_THE EXERCISE_:
Copy all lines below containing "this".

Stored records
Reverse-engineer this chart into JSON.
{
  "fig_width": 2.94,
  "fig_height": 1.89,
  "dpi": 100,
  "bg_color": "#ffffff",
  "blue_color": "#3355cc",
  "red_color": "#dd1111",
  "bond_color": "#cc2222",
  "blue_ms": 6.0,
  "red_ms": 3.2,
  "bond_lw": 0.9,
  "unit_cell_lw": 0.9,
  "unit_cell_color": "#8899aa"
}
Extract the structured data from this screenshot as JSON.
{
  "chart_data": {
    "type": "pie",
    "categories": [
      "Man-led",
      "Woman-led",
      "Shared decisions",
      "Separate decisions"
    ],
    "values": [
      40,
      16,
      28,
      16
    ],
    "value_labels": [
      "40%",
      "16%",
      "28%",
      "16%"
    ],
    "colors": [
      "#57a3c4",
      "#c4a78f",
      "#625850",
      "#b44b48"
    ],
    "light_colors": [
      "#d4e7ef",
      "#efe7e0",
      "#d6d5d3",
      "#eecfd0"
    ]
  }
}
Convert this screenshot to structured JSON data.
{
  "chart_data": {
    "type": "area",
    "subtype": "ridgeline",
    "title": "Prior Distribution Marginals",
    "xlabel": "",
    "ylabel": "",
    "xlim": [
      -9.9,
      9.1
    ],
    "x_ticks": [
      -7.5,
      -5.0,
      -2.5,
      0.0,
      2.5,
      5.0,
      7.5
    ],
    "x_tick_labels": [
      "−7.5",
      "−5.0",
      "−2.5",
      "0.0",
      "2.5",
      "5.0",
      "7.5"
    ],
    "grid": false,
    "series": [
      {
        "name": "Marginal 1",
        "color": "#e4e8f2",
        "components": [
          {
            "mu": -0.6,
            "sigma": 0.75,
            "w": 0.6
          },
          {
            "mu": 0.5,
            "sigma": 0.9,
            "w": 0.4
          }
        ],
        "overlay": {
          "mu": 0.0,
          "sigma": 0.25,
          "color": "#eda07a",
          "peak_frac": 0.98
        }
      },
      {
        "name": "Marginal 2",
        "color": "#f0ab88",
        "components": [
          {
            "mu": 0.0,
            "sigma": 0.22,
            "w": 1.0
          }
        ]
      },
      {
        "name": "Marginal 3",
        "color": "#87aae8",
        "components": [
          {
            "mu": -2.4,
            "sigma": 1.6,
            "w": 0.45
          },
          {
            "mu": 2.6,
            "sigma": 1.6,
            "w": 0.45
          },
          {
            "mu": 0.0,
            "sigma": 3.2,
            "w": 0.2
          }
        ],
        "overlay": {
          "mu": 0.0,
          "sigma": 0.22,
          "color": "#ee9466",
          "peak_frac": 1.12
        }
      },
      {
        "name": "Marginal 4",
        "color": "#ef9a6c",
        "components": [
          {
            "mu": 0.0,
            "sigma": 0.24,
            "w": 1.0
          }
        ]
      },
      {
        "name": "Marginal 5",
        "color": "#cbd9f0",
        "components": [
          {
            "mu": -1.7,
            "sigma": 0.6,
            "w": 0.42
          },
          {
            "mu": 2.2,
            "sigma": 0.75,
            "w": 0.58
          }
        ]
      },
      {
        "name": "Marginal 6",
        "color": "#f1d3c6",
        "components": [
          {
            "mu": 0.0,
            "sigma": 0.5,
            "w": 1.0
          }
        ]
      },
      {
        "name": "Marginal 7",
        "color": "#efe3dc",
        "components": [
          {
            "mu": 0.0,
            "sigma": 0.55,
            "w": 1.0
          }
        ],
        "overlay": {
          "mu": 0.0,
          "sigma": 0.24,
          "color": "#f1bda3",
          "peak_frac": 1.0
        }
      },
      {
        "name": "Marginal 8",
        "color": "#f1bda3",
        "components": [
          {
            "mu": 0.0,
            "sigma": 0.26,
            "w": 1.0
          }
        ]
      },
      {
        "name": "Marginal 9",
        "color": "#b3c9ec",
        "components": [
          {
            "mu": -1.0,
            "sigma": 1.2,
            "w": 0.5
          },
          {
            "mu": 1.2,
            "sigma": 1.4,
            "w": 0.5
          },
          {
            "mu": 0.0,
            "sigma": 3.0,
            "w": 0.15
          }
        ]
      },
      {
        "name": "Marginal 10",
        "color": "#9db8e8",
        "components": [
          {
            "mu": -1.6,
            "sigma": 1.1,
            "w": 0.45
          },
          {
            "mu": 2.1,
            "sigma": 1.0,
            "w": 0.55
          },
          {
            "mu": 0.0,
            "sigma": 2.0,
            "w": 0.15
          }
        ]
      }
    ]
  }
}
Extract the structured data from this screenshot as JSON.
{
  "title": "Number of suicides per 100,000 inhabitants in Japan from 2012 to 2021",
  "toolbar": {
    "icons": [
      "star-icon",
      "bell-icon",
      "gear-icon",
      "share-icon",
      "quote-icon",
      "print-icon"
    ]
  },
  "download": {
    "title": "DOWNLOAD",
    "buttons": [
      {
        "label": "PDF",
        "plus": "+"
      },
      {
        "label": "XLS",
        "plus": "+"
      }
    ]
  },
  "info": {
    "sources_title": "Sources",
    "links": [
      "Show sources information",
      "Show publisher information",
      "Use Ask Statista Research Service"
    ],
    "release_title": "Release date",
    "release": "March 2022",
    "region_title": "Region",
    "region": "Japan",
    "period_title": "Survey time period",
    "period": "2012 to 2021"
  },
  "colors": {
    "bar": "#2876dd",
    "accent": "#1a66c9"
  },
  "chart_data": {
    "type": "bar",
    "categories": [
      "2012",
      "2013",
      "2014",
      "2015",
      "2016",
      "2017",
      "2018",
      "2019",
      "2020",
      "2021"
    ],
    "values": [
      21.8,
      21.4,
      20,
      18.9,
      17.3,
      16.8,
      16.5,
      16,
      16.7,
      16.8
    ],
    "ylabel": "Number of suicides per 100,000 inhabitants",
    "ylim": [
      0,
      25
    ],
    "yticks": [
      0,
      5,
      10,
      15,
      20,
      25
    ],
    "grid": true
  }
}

_TASK RESPONSE_:
Reverse-engineer this chart into JSON.
Extract the structured data from this screenshot as JSON.
Convert this screenshot to structured JSON data.
Extract the structured data from this screenshot as JSON.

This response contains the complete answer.